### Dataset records
◇ ◇ ◇

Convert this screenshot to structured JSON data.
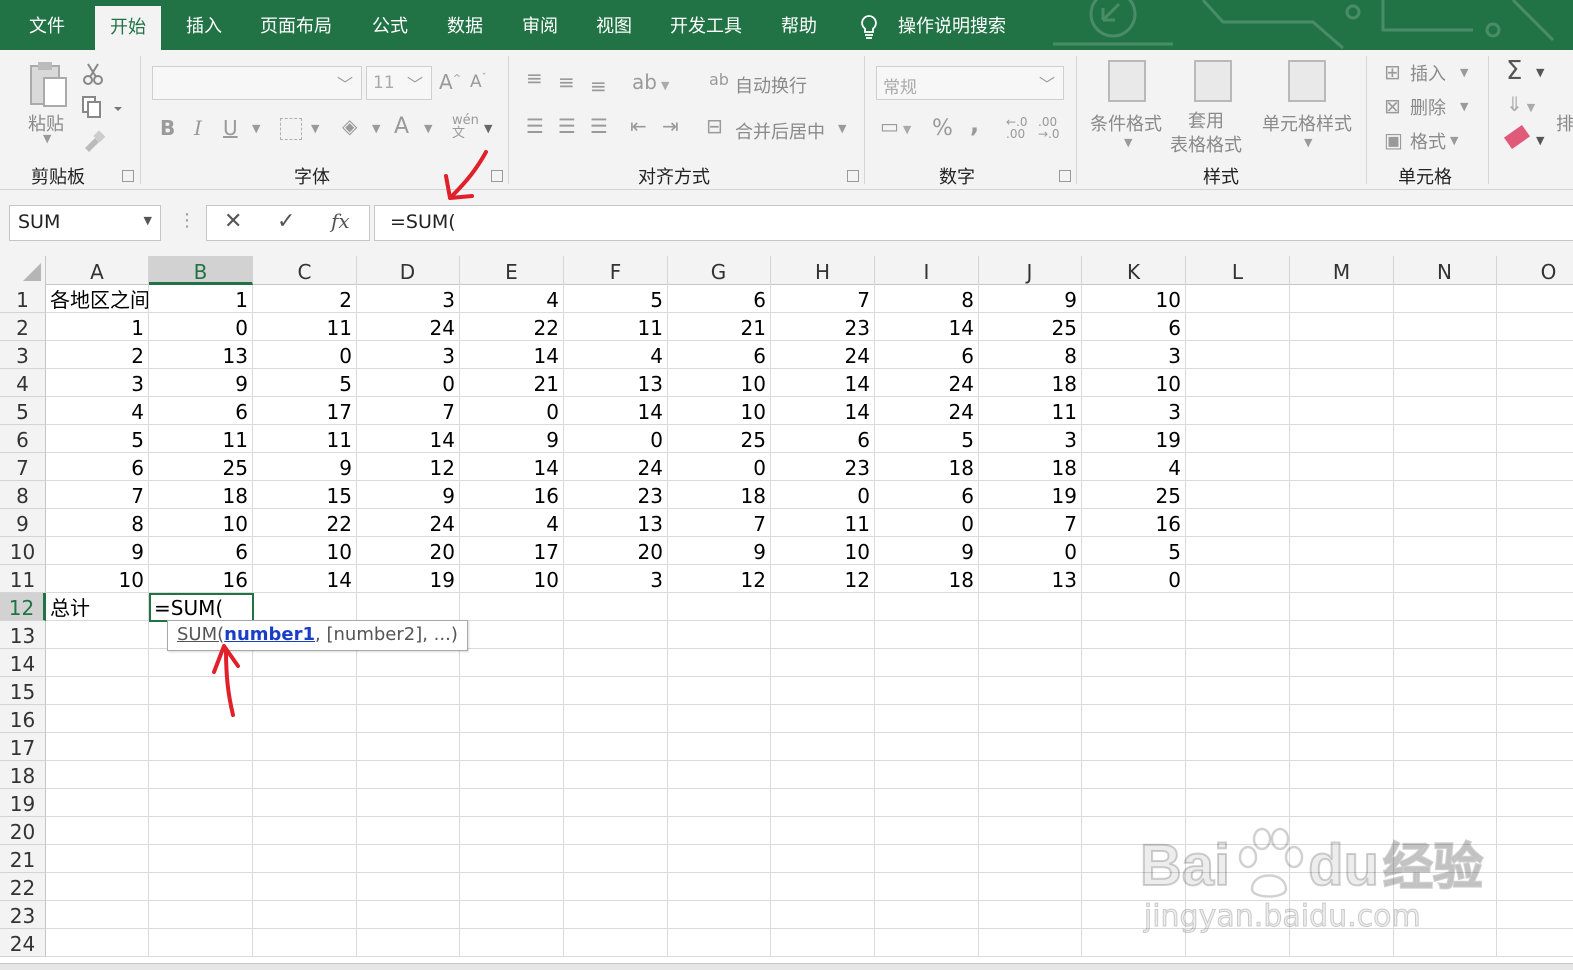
{
  "menu": {
    "tabs": [
      "文件",
      "开始",
      "插入",
      "页面布局",
      "公式",
      "数据",
      "审阅",
      "视图",
      "开发工具",
      "帮助"
    ],
    "active_tab": "开始",
    "search_label": "操作说明搜索"
  },
  "ribbon": {
    "clipboard": {
      "label": "剪贴板",
      "paste": "粘贴"
    },
    "font": {
      "label": "字体",
      "size": "11",
      "bold": "B",
      "italic": "I",
      "underline": "U",
      "font_color": "A",
      "phonetic": "wén\n文"
    },
    "alignment": {
      "label": "对齐方式",
      "wrap_text": "自动换行",
      "merge_center": "合并后居中"
    },
    "number": {
      "label": "数字",
      "format": "常规",
      "percent": "%",
      "comma": ",",
      "inc_decimal": "←.0\n.00",
      "dec_decimal": ".00\n→.0"
    },
    "styles": {
      "label": "样式",
      "conditional": "条件格式",
      "table_format": "套用\n表格格式",
      "cell_styles": "单元格样式"
    },
    "cells": {
      "label": "单元格",
      "insert": "插入",
      "delete": "删除",
      "format": "格式"
    },
    "editing": {
      "sum": "Σ",
      "sort": "排"
    }
  },
  "formula_bar": {
    "name_box": "SUM",
    "formula": "=SUM(",
    "fx": "fx"
  },
  "grid": {
    "columns": [
      "A",
      "B",
      "C",
      "D",
      "E",
      "F",
      "G",
      "H",
      "I",
      "J",
      "K",
      "L",
      "M",
      "N",
      "O"
    ],
    "selected_column": "B",
    "selected_row": 12,
    "rows": [
      [
        "各地区之间",
        "1",
        "2",
        "3",
        "4",
        "5",
        "6",
        "7",
        "8",
        "9",
        "10"
      ],
      [
        "1",
        "0",
        "11",
        "24",
        "22",
        "11",
        "21",
        "23",
        "14",
        "25",
        "6"
      ],
      [
        "2",
        "13",
        "0",
        "3",
        "14",
        "4",
        "6",
        "24",
        "6",
        "8",
        "3"
      ],
      [
        "3",
        "9",
        "5",
        "0",
        "21",
        "13",
        "10",
        "14",
        "24",
        "18",
        "10"
      ],
      [
        "4",
        "6",
        "17",
        "7",
        "0",
        "14",
        "10",
        "14",
        "24",
        "11",
        "3"
      ],
      [
        "5",
        "11",
        "11",
        "14",
        "9",
        "0",
        "25",
        "6",
        "5",
        "3",
        "19"
      ],
      [
        "6",
        "25",
        "9",
        "12",
        "14",
        "24",
        "0",
        "23",
        "18",
        "18",
        "4"
      ],
      [
        "7",
        "18",
        "15",
        "9",
        "16",
        "23",
        "18",
        "0",
        "6",
        "19",
        "25"
      ],
      [
        "8",
        "10",
        "22",
        "24",
        "4",
        "13",
        "7",
        "11",
        "0",
        "7",
        "16"
      ],
      [
        "9",
        "6",
        "10",
        "20",
        "17",
        "20",
        "9",
        "10",
        "9",
        "0",
        "5"
      ],
      [
        "10",
        "16",
        "14",
        "19",
        "10",
        "3",
        "12",
        "12",
        "18",
        "13",
        "0"
      ],
      [
        "总计",
        "=SUM("
      ]
    ],
    "row_numbers": [
      "1",
      "2",
      "3",
      "4",
      "5",
      "6",
      "7",
      "8",
      "9",
      "10",
      "11",
      "12",
      "13",
      "14",
      "15",
      "16",
      "17",
      "18",
      "19",
      "20",
      "21",
      "22",
      "23",
      "24"
    ],
    "tooltip": {
      "fname": "SUM(",
      "arg1": "number1",
      "rest": ", [number2], ...)"
    }
  },
  "colors": {
    "accent": "#217346",
    "annotation": "#e0202a"
  },
  "watermark": {
    "brand": "Bai",
    "brand2": "du",
    "cn": "经验",
    "url": "jingyan.baidu.com"
  }
}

◇ ◇ ◇

### Challenge
Without the pictures, transcribe the listing above exactly.

### The response
Convert this screenshot to structured JSON data.
{
  "menu": {
    "tabs": [
      "文件",
      "开始",
      "插入",
      "页面布局",
      "公式",
      "数据",
      "审阅",
      "视图",
      "开发工具",
      "帮助"
    ],
    "active_tab": "开始",
    "search_label": "操作说明搜索"
  },
  "ribbon": {
    "clipboard": {
      "label": "剪贴板",
      "paste": "粘贴"
    },
    "font": {
      "label": "字体",
      "size": "11",
      "bold": "B",
      "italic": "I",
      "underline": "U",
      "font_color": "A",
      "phonetic": "wén\n文"
    },
    "alignment": {
      "label": "对齐方式",
      "wrap_text": "自动换行",
      "merge_center": "合并后居中"
    },
    "number": {
      "label": "数字",
      "format": "常规",
      "percent": "%",
      "comma": ",",
      "inc_decimal": "←.0\n.00",
      "dec_decimal": ".00\n→.0"
    },
    "styles": {
      "label": "样式",
      "conditional": "条件格式",
      "table_format": "套用\n表格格式",
      "cell_styles": "单元格样式"
    },
    "cells": {
      "label": "单元格",
      "insert": "插入",
      "delete": "删除",
      "format": "格式"
    },
    "editing": {
      "sum": "Σ",
      "sort": "排"
    }
  },
  "formula_bar": {
    "name_box": "SUM",
    "formula": "=SUM(",
    "fx": "fx"
  },
  "grid": {
    "columns": [
      "A",
      "B",
      "C",
      "D",
      "E",
      "F",
      "G",
      "H",
      "I",
      "J",
      "K",
      "L",
      "M",
      "N",
      "O"
    ],
    "selected_column": "B",
    "selected_row": 12,
    "rows": [
      [
        "各地区之间",
        "1",
        "2",
        "3",
        "4",
        "5",
        "6",
        "7",
        "8",
        "9",
        "10"
      ],
      [
        "1",
        "0",
        "11",
        "24",
        "22",
        "11",
        "21",
        "23",
        "14",
        "25",
        "6"
      ],
      [
        "2",
        "13",
        "0",
        "3",
        "14",
        "4",
        "6",
        "24",
        "6",
        "8",
        "3"
      ],
      [
        "3",
        "9",
        "5",
        "0",
        "21",
        "13",
        "10",
        "14",
        "24",
        "18",
        "10"
      ],
      [
        "4",
        "6",
        "17",
        "7",
        "0",
        "14",
        "10",
        "14",
        "24",
        "11",
        "3"
      ],
      [
        "5",
        "11",
        "11",
        "14",
        "9",
        "0",
        "25",
        "6",
        "5",
        "3",
        "19"
      ],
      [
        "6",
        "25",
        "9",
        "12",
        "14",
        "24",
        "0",
        "23",
        "18",
        "18",
        "4"
      ],
      [
        "7",
        "18",
        "15",
        "9",
        "16",
        "23",
        "18",
        "0",
        "6",
        "19",
        "25"
      ],
      [
        "8",
        "10",
        "22",
        "24",
        "4",
        "13",
        "7",
        "11",
        "0",
        "7",
        "16"
      ],
      [
        "9",
        "6",
        "10",
        "20",
        "17",
        "20",
        "9",
        "10",
        "9",
        "0",
        "5"
      ],
      [
        "10",
        "16",
        "14",
        "19",
        "10",
        "3",
        "12",
        "12",
        "18",
        "13",
        "0"
      ],
      [
        "总计",
        "=SUM("
      ]
    ],
    "row_numbers": [
      "1",
      "2",
      "3",
      "4",
      "5",
      "6",
      "7",
      "8",
      "9",
      "10",
      "11",
      "12",
      "13",
      "14",
      "15",
      "16",
      "17",
      "18",
      "19",
      "20",
      "21",
      "22",
      "23",
      "24"
    ],
    "tooltip": {
      "fname": "SUM(",
      "arg1": "number1",
      "rest": ", [number2], ...)"
    }
  },
  "colors": {
    "accent": "#217346",
    "annotation": "#e0202a"
  },
  "watermark": {
    "brand": "Bai",
    "brand2": "du",
    "cn": "经验",
    "url": "jingyan.baidu.com"
  }
}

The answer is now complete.